GOAL: Repeat, line for line, the entries printed below.

[Figure dataset records]
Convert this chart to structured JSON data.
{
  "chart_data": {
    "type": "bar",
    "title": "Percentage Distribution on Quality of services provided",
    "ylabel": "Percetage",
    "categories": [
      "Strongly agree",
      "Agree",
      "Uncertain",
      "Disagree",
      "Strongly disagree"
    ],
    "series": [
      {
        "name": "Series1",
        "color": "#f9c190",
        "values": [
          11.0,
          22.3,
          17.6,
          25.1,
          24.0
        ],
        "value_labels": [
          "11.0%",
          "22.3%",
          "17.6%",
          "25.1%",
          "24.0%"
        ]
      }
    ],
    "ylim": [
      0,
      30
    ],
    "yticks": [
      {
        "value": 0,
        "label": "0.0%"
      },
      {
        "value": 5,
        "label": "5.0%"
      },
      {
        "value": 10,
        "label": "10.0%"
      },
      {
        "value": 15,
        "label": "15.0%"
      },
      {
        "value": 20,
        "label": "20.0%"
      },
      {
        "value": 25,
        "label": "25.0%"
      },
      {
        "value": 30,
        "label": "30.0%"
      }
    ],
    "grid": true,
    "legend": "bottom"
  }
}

EXERCISE OUTPUT:
Convert this chart to structured JSON data.
{
  "chart_data": {
    "type": "bar",
    "title": "Percentage Distribution on Quality of services provided",
    "ylabel": "Percetage",
    "categories": [
      "Strongly agree",
      "Agree",
      "Uncertain",
      "Disagree",
      "Strongly disagree"
    ],
    "series": [
      {
        "name": "Series1",
        "color": "#f9c190",
        "values": [
          11.0,
          22.3,
          17.6,
          25.1,
          24.0
        ],
        "value_labels": [
          "11.0%",
          "22.3%",
          "17.6%",
          "25.1%",
          "24.0%"
        ]
      }
    ],
    "ylim": [
      0,
      30
    ],
    "yticks": [
      {
        "value": 0,
        "label": "0.0%"
      },
      {
        "value": 5,
        "label": "5.0%"
      },
      {
        "value": 10,
        "label": "10.0%"
      },
      {
        "value": 15,
        "label": "15.0%"
      },
      {
        "value": 20,
        "label": "20.0%"
      },
      {
        "value": 25,
        "label": "25.0%"
      },
      {
        "value": 30,
        "label": "30.0%"
      }
    ],
    "grid": true,
    "legend": "bottom"
  }
}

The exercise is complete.